WHAT THE EXERCISE ASKS: Could you copy every line from the material below in which "frac" appears?

EXERCISE INPUTS:
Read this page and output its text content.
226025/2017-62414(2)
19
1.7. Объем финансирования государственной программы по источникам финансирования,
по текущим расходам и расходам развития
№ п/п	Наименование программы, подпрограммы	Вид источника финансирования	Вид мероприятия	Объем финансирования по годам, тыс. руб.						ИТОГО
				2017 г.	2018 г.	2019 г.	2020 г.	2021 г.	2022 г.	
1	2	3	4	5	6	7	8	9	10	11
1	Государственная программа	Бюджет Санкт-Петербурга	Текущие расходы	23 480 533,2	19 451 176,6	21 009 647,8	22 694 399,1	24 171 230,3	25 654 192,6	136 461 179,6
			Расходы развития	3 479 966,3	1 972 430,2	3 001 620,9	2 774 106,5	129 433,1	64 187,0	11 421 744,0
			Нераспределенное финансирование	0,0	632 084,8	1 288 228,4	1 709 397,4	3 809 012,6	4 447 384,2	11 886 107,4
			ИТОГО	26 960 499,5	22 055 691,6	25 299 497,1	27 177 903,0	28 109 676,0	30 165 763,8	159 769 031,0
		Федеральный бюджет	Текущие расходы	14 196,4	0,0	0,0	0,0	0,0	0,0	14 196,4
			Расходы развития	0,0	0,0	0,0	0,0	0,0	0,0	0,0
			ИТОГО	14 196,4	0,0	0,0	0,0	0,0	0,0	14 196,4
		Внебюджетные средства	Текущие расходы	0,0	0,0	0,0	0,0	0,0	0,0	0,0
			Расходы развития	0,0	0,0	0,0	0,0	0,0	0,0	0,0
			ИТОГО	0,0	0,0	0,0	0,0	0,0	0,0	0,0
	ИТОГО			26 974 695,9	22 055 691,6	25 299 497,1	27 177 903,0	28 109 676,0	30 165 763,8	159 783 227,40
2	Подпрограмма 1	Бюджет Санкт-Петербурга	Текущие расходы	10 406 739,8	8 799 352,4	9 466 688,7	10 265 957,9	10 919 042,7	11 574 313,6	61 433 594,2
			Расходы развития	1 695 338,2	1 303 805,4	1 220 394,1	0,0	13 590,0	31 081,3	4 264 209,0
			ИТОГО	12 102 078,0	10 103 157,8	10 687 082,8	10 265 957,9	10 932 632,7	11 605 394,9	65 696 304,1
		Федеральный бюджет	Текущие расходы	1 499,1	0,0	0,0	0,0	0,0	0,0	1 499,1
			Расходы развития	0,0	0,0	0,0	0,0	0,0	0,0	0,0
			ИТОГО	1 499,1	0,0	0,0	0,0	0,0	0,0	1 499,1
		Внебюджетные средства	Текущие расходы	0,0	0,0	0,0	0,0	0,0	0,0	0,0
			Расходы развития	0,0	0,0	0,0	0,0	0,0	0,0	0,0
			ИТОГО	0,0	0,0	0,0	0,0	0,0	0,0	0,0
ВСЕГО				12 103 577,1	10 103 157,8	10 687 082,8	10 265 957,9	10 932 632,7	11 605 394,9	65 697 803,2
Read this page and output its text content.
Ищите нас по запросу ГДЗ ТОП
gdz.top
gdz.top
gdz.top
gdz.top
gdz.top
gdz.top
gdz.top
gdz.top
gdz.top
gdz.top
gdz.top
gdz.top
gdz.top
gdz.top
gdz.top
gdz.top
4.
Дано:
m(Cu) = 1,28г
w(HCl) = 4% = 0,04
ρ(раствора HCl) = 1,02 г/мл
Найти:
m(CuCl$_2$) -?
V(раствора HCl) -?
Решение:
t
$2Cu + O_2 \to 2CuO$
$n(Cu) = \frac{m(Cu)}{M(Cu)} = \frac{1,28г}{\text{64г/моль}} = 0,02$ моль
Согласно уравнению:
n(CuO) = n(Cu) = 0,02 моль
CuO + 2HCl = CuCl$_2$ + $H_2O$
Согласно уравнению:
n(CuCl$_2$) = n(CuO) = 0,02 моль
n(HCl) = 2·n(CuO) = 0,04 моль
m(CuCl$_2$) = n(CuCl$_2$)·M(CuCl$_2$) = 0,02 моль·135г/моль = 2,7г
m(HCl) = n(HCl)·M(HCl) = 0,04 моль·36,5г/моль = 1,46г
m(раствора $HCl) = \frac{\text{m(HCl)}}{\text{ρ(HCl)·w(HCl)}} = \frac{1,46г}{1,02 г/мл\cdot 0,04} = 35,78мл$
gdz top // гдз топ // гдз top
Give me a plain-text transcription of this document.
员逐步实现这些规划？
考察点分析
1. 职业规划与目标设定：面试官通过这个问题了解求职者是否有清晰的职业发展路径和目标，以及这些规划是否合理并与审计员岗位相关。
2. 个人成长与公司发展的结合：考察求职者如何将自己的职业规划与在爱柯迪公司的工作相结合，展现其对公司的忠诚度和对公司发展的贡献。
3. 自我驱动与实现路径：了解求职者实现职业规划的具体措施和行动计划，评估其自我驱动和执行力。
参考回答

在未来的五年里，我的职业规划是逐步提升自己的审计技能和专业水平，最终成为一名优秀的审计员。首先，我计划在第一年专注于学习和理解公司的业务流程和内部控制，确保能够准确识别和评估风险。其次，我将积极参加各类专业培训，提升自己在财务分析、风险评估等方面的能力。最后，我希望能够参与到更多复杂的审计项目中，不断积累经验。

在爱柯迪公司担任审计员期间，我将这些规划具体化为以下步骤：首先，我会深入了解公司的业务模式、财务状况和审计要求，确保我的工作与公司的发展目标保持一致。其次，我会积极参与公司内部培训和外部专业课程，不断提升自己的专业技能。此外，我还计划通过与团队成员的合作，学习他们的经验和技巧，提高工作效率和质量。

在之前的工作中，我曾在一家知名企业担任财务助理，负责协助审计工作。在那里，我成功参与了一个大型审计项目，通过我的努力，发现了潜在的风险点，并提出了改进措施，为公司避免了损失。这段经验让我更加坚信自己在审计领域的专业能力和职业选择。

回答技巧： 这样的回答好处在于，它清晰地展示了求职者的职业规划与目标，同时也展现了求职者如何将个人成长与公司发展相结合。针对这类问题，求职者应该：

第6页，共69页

WRITTEN RESPONSE:
$n(Cu) = \frac{m(Cu)}{M(Cu)} = \frac{1,28г}{\text{64г/моль}} = 0,02$ моль
m(раствора $HCl) = \frac{\text{m(HCl)}}{\text{ρ(HCl)·w(HCl)}} = \frac{1,46г}{1,02 г/мл\cdot 0,04} = 35,78мл$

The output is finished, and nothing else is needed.